• _AIM OF THE EXERCISE_: Every entry below must appear again, exactly as written.

====== ENTRIES PROVIDED

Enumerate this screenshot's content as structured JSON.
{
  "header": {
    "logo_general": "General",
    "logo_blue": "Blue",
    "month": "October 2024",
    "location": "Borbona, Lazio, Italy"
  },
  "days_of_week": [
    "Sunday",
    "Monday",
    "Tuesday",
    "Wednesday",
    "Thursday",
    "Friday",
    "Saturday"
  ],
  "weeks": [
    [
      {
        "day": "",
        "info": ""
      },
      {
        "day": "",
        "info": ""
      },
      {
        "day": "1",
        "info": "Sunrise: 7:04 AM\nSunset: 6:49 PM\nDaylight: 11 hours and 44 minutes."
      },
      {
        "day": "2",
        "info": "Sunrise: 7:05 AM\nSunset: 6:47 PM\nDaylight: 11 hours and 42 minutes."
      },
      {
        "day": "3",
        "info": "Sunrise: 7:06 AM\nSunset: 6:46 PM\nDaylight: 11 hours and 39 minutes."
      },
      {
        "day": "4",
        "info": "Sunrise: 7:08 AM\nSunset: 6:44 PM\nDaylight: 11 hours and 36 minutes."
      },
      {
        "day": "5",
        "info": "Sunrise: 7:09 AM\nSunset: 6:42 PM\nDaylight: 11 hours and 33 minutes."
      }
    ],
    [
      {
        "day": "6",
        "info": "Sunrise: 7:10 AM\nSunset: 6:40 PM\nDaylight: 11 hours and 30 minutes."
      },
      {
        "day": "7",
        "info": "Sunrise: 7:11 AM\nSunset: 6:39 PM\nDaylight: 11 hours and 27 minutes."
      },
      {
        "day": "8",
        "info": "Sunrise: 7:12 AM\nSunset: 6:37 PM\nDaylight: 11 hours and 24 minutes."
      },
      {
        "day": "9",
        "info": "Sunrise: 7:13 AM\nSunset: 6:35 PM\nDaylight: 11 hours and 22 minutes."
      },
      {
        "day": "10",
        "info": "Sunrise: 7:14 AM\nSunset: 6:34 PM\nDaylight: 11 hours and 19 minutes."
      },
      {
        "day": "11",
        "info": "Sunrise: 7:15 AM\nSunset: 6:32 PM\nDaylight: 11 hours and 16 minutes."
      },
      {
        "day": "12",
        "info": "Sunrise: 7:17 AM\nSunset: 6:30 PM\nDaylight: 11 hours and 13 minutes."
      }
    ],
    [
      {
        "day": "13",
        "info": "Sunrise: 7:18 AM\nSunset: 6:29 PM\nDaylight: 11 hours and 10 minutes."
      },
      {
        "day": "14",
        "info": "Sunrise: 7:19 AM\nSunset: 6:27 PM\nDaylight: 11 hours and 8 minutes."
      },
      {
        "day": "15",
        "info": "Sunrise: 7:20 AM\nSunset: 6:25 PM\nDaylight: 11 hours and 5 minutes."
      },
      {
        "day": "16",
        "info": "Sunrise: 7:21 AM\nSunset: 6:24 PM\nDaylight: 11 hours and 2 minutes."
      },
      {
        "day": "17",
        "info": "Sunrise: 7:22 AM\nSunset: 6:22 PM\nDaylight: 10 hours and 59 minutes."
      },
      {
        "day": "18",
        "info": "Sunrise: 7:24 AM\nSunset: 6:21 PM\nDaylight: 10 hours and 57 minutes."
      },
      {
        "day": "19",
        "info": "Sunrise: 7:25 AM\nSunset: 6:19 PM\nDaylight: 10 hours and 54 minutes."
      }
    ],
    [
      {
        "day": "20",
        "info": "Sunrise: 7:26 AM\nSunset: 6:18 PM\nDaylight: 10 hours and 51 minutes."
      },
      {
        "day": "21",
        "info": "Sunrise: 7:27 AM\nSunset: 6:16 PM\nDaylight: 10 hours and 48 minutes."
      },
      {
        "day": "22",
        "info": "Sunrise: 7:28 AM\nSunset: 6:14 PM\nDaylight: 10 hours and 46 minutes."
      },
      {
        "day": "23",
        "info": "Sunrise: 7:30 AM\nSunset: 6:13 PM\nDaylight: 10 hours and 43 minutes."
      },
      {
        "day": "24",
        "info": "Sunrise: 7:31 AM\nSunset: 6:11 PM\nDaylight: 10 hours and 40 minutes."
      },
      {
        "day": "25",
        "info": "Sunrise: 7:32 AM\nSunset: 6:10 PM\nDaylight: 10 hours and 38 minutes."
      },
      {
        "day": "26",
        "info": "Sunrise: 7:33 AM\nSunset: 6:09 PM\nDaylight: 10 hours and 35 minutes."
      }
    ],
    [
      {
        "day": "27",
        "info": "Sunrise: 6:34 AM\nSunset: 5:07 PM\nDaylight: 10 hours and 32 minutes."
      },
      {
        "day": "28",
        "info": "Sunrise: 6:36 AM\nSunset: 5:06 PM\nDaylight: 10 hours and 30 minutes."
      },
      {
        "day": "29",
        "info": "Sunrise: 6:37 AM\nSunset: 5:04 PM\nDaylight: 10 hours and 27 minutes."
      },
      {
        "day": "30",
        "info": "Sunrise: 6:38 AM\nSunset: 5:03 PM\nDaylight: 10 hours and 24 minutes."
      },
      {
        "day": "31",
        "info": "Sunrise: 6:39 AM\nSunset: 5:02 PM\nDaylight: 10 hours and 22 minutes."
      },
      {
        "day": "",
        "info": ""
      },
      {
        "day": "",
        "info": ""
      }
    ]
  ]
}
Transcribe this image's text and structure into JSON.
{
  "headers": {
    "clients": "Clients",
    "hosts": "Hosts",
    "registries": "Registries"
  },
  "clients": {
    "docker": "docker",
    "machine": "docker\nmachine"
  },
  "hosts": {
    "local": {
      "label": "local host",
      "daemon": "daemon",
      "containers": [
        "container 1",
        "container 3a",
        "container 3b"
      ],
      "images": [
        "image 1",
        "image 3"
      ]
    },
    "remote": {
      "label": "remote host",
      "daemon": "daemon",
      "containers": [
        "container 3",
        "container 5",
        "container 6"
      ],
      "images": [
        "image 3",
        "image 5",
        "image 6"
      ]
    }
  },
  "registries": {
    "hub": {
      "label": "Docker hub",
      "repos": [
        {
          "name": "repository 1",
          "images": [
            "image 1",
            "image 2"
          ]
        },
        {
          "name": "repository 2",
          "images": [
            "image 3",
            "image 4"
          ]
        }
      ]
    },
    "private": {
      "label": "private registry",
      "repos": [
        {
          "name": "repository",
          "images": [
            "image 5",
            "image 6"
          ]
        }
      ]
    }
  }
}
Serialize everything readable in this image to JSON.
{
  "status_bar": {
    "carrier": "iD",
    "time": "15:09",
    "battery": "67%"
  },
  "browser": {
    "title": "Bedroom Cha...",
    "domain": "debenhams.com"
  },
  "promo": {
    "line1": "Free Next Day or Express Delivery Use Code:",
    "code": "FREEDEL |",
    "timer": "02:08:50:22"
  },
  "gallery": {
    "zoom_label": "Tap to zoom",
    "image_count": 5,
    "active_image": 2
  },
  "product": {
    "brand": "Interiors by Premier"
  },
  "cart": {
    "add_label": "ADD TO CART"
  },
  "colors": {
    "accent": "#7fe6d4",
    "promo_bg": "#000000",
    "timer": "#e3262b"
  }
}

============

• _SOLUTION FOR THIS TASK_:
Enumerate this screenshot's content as structured JSON.
{
  "header": {
    "logo_general": "General",
    "logo_blue": "Blue",
    "month": "October 2024",
    "location": "Borbona, Lazio, Italy"
  },
  "days_of_week": [
    "Sunday",
    "Monday",
    "Tuesday",
    "Wednesday",
    "Thursday",
    "Friday",
    "Saturday"
  ],
  "weeks": [
    [
      {
        "day": "",
        "info": ""
      },
      {
        "day": "",
        "info": ""
      },
      {
        "day": "1",
        "info": "Sunrise: 7:04 AM\nSunset: 6:49 PM\nDaylight: 11 hours and 44 minutes."
      },
      {
        "day": "2",
        "info": "Sunrise: 7:05 AM\nSunset: 6:47 PM\nDaylight: 11 hours and 42 minutes."
      },
      {
        "day": "3",
        "info": "Sunrise: 7:06 AM\nSunset: 6:46 PM\nDaylight: 11 hours and 39 minutes."
      },
      {
        "day": "4",
        "info": "Sunrise: 7:08 AM\nSunset: 6:44 PM\nDaylight: 11 hours and 36 minutes."
      },
      {
        "day": "5",
        "info": "Sunrise: 7:09 AM\nSunset: 6:42 PM\nDaylight: 11 hours and 33 minutes."
      }
    ],
    [
      {
        "day": "6",
        "info": "Sunrise: 7:10 AM\nSunset: 6:40 PM\nDaylight: 11 hours and 30 minutes."
      },
      {
        "day": "7",
        "info": "Sunrise: 7:11 AM\nSunset: 6:39 PM\nDaylight: 11 hours and 27 minutes."
      },
      {
        "day": "8",
        "info": "Sunrise: 7:12 AM\nSunset: 6:37 PM\nDaylight: 11 hours and 24 minutes."
      },
      {
        "day": "9",
        "info": "Sunrise: 7:13 AM\nSunset: 6:35 PM\nDaylight: 11 hours and 22 minutes."
      },
      {
        "day": "10",
        "info": "Sunrise: 7:14 AM\nSunset: 6:34 PM\nDaylight: 11 hours and 19 minutes."
      },
      {
        "day": "11",
        "info": "Sunrise: 7:15 AM\nSunset: 6:32 PM\nDaylight: 11 hours and 16 minutes."
      },
      {
        "day": "12",
        "info": "Sunrise: 7:17 AM\nSunset: 6:30 PM\nDaylight: 11 hours and 13 minutes."
      }
    ],
    [
      {
        "day": "13",
        "info": "Sunrise: 7:18 AM\nSunset: 6:29 PM\nDaylight: 11 hours and 10 minutes."
      },
      {
        "day": "14",
        "info": "Sunrise: 7:19 AM\nSunset: 6:27 PM\nDaylight: 11 hours and 8 minutes."
      },
      {
        "day": "15",
        "info": "Sunrise: 7:20 AM\nSunset: 6:25 PM\nDaylight: 11 hours and 5 minutes."
      },
      {
        "day": "16",
        "info": "Sunrise: 7:21 AM\nSunset: 6:24 PM\nDaylight: 11 hours and 2 minutes."
      },
      {
        "day": "17",
        "info": "Sunrise: 7:22 AM\nSunset: 6:22 PM\nDaylight: 10 hours and 59 minutes."
      },
      {
        "day": "18",
        "info": "Sunrise: 7:24 AM\nSunset: 6:21 PM\nDaylight: 10 hours and 57 minutes."
      },
      {
        "day": "19",
        "info": "Sunrise: 7:25 AM\nSunset: 6:19 PM\nDaylight: 10 hours and 54 minutes."
      }
    ],
    [
      {
        "day": "20",
        "info": "Sunrise: 7:26 AM\nSunset: 6:18 PM\nDaylight: 10 hours and 51 minutes."
      },
      {
        "day": "21",
        "info": "Sunrise: 7:27 AM\nSunset: 6:16 PM\nDaylight: 10 hours and 48 minutes."
      },
      {
        "day": "22",
        "info": "Sunrise: 7:28 AM\nSunset: 6:14 PM\nDaylight: 10 hours and 46 minutes."
      },
      {
        "day": "23",
        "info": "Sunrise: 7:30 AM\nSunset: 6:13 PM\nDaylight: 10 hours and 43 minutes."
      },
      {
        "day": "24",
        "info": "Sunrise: 7:31 AM\nSunset: 6:11 PM\nDaylight: 10 hours and 40 minutes."
      },
      {
        "day": "25",
        "info": "Sunrise: 7:32 AM\nSunset: 6:10 PM\nDaylight: 10 hours and 38 minutes."
      },
      {
        "day": "26",
        "info": "Sunrise: 7:33 AM\nSunset: 6:09 PM\nDaylight: 10 hours and 35 minutes."
      }
    ],
    [
      {
        "day": "27",
        "info": "Sunrise: 6:34 AM\nSunset: 5:07 PM\nDaylight: 10 hours and 32 minutes."
      },
      {
        "day": "28",
        "info": "Sunrise: 6:36 AM\nSunset: 5:06 PM\nDaylight: 10 hours and 30 minutes."
      },
      {
        "day": "29",
        "info": "Sunrise: 6:37 AM\nSunset: 5:04 PM\nDaylight: 10 hours and 27 minutes."
      },
      {
        "day": "30",
        "info": "Sunrise: 6:38 AM\nSunset: 5:03 PM\nDaylight: 10 hours and 24 minutes."
      },
      {
        "day": "31",
        "info": "Sunrise: 6:39 AM\nSunset: 5:02 PM\nDaylight: 10 hours and 22 minutes."
      },
      {
        "day": "",
        "info": ""
      },
      {
        "day": "",
        "info": ""
      }
    ]
  ]
}
Transcribe this image's text and structure into JSON.
{
  "headers": {
    "clients": "Clients",
    "hosts": "Hosts",
    "registries": "Registries"
  },
  "clients": {
    "docker": "docker",
    "machine": "docker\nmachine"
  },
  "hosts": {
    "local": {
      "label": "local host",
      "daemon": "daemon",
      "containers": [
        "container 1",
        "container 3a",
        "container 3b"
      ],
      "images": [
        "image 1",
        "image 3"
      ]
    },
    "remote": {
      "label": "remote host",
      "daemon": "daemon",
      "containers": [
        "container 3",
        "container 5",
        "container 6"
      ],
      "images": [
        "image 3",
        "image 5",
        "image 6"
      ]
    }
  },
  "registries": {
    "hub": {
      "label": "Docker hub",
      "repos": [
        {
          "name": "repository 1",
          "images": [
            "image 1",
            "image 2"
          ]
        },
        {
          "name": "repository 2",
          "images": [
            "image 3",
            "image 4"
          ]
        }
      ]
    },
    "private": {
      "label": "private registry",
      "repos": [
        {
          "name": "repository",
          "images": [
            "image 5",
            "image 6"
          ]
        }
      ]
    }
  }
}
Serialize everything readable in this image to JSON.
{
  "status_bar": {
    "carrier": "iD",
    "time": "15:09",
    "battery": "67%"
  },
  "browser": {
    "title": "Bedroom Cha...",
    "domain": "debenhams.com"
  },
  "promo": {
    "line1": "Free Next Day or Express Delivery Use Code:",
    "code": "FREEDEL |",
    "timer": "02:08:50:22"
  },
  "gallery": {
    "zoom_label": "Tap to zoom",
    "image_count": 5,
    "active_image": 2
  },
  "product": {
    "brand": "Interiors by Premier"
  },
  "cart": {
    "add_label": "ADD TO CART"
  },
  "colors": {
    "accent": "#7fe6d4",
    "promo_bg": "#000000",
    "timer": "#e3262b"
  }
}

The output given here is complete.